### Problem statement:
Show every line containing "JSON" by copying it.

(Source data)
[start]

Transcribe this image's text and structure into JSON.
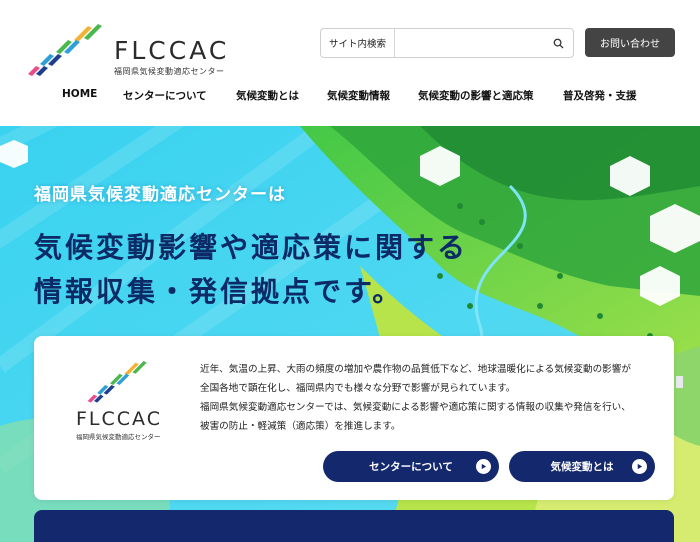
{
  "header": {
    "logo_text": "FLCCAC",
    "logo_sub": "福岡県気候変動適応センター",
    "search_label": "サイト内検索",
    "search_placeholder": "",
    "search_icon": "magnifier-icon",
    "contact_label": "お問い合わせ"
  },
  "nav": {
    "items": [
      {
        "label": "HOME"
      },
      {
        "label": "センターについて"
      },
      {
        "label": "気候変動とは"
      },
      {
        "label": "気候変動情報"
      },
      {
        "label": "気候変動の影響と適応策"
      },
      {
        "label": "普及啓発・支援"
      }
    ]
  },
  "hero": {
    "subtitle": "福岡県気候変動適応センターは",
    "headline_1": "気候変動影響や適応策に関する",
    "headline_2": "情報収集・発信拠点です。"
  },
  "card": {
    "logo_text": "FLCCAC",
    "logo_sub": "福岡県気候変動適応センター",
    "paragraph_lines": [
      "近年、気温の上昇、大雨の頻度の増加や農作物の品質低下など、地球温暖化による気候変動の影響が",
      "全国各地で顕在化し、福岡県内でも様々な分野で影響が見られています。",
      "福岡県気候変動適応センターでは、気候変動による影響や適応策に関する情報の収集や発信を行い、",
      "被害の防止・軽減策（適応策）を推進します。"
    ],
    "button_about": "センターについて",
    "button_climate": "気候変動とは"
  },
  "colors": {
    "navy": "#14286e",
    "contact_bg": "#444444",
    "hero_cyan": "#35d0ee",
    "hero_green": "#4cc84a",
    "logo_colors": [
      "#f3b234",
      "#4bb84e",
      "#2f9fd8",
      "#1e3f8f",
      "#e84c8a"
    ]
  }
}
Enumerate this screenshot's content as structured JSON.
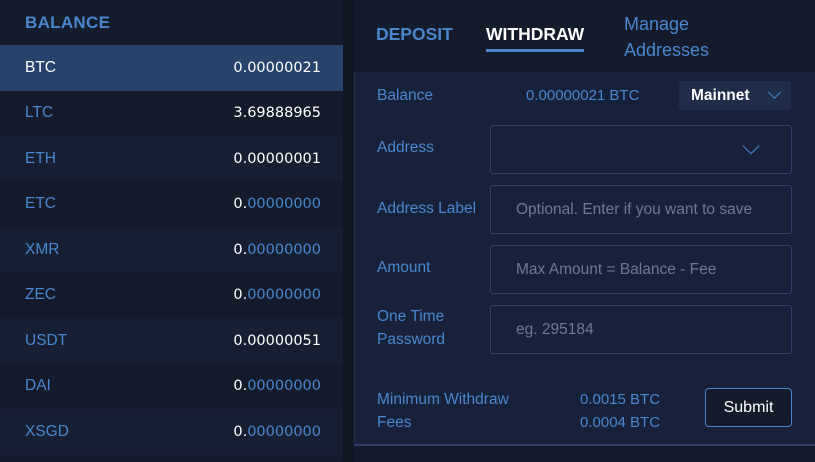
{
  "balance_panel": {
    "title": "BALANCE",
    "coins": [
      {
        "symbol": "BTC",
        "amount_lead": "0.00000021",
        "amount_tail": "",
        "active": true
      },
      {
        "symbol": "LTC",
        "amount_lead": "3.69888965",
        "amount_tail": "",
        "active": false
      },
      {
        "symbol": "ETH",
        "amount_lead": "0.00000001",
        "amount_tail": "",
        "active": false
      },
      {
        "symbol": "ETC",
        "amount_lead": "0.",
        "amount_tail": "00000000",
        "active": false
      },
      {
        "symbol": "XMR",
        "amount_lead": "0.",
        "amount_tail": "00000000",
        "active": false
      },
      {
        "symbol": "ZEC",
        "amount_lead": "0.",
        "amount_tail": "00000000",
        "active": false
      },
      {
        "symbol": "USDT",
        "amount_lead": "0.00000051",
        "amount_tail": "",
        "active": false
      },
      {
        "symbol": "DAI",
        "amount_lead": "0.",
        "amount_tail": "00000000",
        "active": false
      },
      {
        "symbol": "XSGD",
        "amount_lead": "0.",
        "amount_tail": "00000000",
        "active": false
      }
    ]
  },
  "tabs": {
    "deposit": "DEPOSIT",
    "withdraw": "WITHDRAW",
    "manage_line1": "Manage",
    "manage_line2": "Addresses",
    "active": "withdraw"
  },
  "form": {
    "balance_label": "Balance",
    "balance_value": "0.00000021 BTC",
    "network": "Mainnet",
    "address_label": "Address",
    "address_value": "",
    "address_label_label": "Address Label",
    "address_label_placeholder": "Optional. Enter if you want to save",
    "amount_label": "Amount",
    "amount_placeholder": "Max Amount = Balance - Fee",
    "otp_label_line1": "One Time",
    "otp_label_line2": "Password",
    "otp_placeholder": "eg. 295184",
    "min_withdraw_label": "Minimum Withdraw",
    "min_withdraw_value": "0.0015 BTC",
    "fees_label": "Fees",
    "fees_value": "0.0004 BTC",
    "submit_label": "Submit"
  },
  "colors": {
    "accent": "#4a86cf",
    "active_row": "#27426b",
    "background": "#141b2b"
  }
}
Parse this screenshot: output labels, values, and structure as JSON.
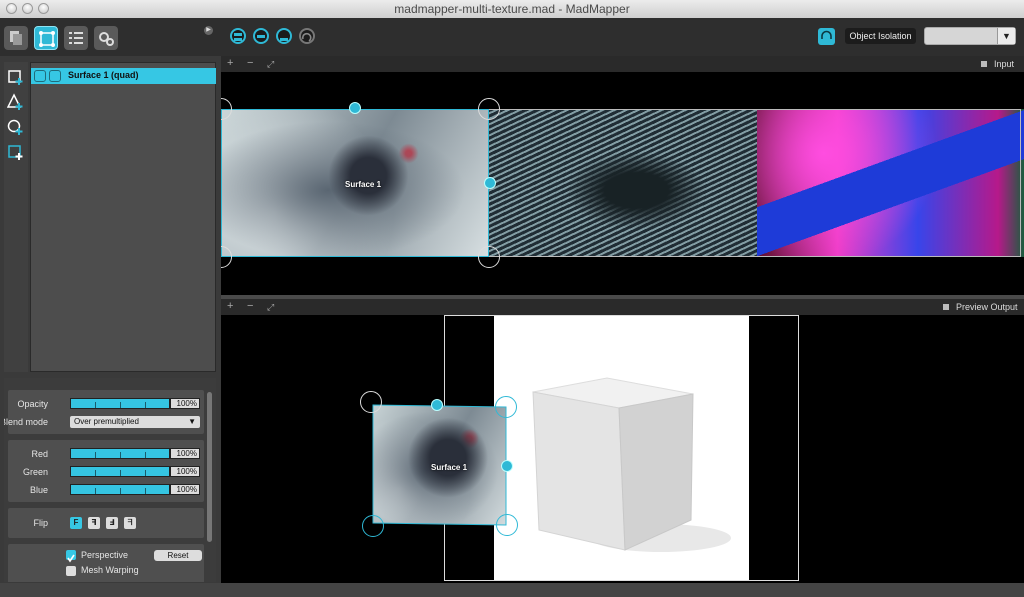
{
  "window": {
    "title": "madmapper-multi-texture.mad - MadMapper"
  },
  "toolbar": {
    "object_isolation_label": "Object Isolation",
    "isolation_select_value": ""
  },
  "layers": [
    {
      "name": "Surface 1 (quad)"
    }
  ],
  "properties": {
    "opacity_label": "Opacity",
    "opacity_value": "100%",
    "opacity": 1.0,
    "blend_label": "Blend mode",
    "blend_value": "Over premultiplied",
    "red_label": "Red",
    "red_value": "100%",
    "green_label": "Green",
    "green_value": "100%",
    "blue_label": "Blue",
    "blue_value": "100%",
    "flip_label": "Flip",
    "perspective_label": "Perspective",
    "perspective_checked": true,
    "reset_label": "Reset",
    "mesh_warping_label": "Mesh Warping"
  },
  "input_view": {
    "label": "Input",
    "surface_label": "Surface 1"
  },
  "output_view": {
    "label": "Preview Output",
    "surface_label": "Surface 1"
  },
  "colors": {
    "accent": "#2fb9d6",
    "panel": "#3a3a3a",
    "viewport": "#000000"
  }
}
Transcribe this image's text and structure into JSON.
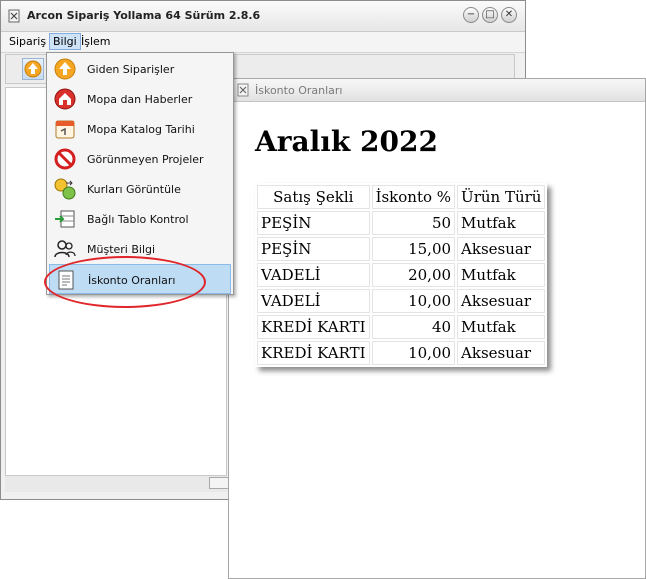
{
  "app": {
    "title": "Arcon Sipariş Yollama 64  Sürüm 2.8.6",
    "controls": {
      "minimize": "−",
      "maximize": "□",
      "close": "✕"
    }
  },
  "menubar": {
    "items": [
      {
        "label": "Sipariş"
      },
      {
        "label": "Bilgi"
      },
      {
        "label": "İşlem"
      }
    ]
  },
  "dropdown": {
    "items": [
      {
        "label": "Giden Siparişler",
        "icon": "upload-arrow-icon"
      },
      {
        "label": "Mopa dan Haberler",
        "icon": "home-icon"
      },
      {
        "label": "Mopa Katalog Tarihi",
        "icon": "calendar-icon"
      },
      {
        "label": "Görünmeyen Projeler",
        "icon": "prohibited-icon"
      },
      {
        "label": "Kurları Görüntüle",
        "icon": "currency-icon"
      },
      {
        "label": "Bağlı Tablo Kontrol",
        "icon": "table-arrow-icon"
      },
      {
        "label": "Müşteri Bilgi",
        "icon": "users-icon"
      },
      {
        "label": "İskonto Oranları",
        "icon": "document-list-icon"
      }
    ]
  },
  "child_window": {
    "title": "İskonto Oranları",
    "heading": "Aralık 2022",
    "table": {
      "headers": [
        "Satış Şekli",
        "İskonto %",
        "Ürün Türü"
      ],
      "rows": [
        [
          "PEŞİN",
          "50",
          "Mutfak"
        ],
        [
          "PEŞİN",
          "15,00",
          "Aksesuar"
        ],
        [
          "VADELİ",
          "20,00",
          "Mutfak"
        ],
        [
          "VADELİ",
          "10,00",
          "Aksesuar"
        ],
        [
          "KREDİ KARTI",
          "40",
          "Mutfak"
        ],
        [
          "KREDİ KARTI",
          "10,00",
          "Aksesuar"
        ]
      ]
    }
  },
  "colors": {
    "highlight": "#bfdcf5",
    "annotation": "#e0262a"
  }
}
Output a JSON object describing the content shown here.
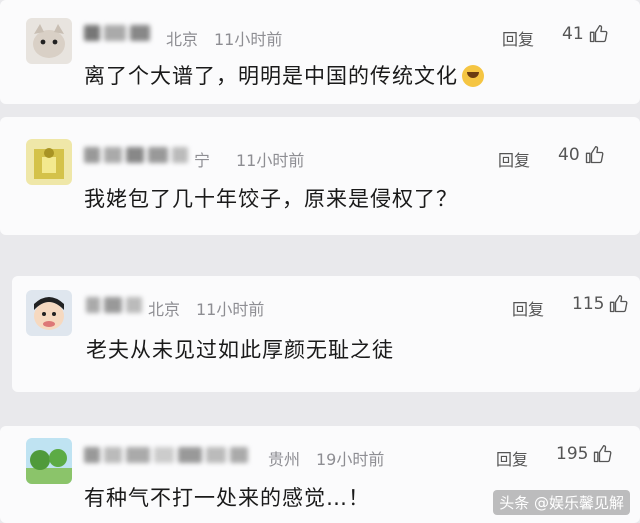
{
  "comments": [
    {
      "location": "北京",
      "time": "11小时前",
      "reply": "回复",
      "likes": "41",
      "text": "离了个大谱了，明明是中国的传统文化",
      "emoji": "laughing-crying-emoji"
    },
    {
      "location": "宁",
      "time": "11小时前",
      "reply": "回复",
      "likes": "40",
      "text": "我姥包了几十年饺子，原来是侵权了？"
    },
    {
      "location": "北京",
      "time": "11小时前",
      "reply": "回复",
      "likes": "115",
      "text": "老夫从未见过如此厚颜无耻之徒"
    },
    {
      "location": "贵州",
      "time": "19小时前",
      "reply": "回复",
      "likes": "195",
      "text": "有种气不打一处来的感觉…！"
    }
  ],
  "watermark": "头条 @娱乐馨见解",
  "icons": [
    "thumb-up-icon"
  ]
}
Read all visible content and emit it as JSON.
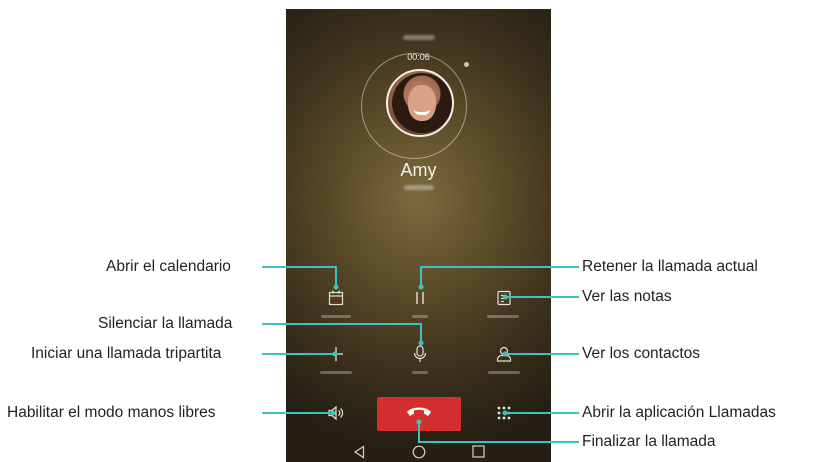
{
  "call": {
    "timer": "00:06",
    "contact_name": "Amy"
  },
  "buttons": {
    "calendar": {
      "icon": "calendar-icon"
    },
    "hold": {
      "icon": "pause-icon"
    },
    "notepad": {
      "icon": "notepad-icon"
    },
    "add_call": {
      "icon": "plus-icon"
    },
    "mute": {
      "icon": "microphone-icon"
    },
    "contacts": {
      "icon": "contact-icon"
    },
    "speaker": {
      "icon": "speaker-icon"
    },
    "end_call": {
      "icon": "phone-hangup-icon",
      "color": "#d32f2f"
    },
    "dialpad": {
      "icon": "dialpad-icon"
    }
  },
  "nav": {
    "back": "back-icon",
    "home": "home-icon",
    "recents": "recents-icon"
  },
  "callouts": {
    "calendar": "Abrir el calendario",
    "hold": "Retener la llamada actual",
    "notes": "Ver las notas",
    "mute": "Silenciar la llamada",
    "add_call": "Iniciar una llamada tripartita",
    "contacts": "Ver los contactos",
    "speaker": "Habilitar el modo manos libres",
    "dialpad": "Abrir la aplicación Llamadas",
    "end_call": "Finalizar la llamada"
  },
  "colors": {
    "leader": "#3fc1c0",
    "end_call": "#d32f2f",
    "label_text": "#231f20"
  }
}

[end]

### The solution:
Transcribe this image's text and structure into JSON.
Enumerate this screenshot's content as structured JSON.
Parse this screenshot: output labels, values, and structure as JSON.
Transcribe this image's text and structure into JSON.
Output a JSON object describing the content shown here.
Read all visible content and emit it as JSON.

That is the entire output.